* START TASK INPUT *

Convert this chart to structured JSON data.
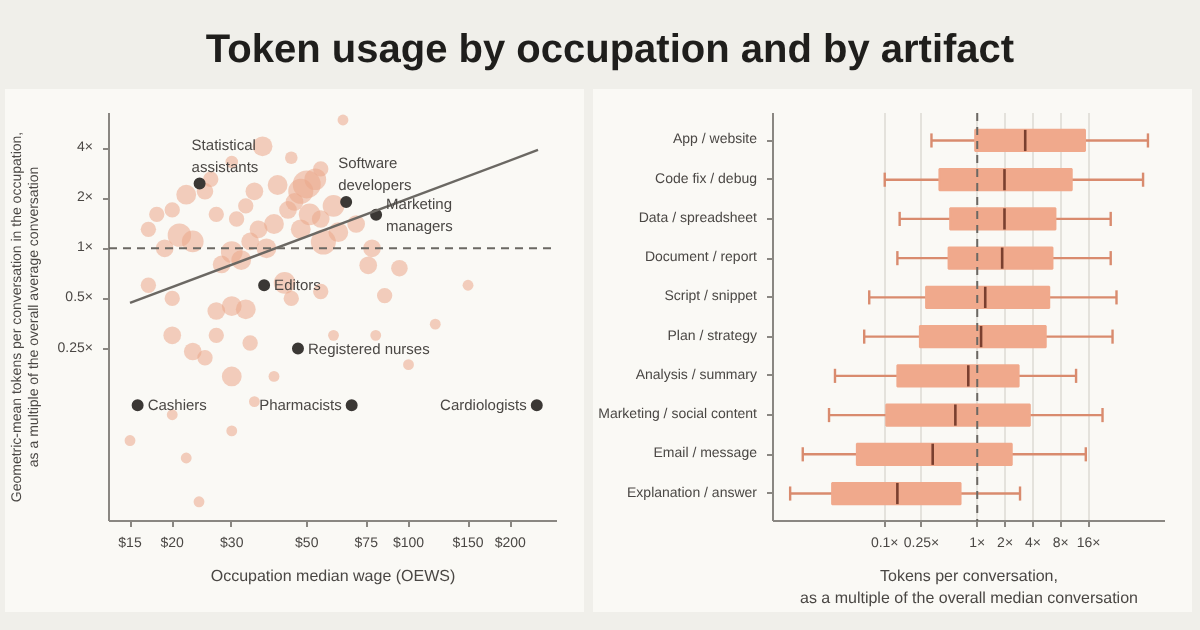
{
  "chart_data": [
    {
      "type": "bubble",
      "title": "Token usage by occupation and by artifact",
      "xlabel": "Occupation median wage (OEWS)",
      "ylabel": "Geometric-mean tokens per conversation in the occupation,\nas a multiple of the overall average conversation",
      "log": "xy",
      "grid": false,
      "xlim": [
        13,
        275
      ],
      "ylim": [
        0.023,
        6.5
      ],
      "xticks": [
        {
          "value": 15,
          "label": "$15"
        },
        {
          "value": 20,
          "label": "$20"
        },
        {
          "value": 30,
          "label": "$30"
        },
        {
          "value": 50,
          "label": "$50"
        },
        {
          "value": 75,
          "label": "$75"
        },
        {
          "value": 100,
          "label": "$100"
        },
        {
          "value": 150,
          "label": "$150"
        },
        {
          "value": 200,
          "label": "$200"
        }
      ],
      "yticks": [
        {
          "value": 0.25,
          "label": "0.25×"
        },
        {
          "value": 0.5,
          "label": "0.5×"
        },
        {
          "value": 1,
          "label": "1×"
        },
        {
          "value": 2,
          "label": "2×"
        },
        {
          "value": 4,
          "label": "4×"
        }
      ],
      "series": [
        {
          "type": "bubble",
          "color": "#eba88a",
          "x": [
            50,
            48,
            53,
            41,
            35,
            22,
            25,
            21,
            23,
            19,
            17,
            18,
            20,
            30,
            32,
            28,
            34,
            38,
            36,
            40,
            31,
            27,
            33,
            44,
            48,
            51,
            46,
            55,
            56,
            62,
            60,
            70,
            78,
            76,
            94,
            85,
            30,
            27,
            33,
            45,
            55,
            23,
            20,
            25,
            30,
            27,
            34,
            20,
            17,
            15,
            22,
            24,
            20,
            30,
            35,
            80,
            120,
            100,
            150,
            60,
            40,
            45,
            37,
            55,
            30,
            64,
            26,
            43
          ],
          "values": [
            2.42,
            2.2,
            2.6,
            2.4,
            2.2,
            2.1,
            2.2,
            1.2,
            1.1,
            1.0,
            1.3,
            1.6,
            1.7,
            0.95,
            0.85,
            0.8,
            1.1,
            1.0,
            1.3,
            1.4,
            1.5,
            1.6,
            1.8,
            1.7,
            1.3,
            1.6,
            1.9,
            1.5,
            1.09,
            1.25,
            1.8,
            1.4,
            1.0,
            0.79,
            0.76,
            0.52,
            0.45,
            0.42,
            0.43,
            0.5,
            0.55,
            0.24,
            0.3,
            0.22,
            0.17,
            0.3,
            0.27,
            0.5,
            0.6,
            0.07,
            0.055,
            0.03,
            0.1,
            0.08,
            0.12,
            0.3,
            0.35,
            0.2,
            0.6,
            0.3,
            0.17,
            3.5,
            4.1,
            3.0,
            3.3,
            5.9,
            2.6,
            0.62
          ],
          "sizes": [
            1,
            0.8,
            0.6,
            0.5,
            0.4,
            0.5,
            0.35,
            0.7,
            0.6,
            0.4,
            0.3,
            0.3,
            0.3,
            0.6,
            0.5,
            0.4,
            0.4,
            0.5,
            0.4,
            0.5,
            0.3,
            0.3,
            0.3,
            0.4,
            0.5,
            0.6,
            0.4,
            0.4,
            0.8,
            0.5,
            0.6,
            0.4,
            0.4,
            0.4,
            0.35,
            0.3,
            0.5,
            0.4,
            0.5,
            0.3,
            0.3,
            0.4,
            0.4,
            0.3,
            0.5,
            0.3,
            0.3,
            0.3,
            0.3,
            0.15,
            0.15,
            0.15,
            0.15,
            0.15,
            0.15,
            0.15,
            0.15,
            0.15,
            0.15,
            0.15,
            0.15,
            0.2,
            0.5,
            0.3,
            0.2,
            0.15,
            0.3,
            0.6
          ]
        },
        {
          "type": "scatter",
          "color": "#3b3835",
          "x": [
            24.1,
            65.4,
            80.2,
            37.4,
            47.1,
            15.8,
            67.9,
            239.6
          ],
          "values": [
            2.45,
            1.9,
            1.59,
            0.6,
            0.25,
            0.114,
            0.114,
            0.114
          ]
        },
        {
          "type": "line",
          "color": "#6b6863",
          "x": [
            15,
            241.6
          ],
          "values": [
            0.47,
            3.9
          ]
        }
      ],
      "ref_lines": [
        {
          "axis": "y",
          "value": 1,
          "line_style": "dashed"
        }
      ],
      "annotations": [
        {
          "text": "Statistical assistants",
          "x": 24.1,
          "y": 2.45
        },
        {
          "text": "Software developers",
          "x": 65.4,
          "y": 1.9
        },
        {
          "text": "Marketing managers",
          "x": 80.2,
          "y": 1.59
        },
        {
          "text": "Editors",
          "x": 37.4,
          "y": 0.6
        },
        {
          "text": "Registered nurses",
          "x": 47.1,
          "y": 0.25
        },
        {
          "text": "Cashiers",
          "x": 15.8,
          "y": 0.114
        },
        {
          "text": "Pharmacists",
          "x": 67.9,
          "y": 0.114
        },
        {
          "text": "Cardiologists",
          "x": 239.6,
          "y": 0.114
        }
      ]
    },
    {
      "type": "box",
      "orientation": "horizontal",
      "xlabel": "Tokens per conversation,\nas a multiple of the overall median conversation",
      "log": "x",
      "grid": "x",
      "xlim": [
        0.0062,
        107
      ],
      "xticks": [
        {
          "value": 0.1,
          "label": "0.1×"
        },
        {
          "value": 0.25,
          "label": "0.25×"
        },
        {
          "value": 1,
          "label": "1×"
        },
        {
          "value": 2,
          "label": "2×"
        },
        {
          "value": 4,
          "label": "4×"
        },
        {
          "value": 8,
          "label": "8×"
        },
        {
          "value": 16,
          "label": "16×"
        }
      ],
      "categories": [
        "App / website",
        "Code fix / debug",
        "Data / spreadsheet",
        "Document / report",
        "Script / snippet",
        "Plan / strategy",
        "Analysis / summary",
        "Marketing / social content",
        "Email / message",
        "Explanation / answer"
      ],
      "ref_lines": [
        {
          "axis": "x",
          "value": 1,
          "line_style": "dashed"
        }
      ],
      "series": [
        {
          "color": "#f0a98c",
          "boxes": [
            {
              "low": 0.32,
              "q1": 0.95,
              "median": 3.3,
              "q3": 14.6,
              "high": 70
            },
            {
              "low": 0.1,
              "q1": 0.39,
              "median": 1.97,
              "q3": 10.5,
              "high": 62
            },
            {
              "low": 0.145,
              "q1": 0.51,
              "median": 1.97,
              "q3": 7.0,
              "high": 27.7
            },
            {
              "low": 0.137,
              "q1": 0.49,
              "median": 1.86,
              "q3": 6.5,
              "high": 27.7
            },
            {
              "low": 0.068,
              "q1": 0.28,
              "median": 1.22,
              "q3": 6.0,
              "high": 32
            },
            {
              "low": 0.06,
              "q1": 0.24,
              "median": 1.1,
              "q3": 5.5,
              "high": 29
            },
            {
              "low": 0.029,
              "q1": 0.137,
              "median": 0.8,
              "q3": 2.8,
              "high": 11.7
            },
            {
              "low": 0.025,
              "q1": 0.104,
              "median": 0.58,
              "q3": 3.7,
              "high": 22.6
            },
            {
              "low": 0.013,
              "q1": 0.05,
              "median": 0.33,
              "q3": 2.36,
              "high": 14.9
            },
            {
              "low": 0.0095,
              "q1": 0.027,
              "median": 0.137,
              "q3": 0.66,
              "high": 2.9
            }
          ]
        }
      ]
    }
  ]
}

* END TASK INPUT *

▸ **TASK INSTRUCTIONS**: Tally the lines of the preceding listing in which the word "type" appears; state nothing but the total.

▸ **WRITTEN REPLY**: 5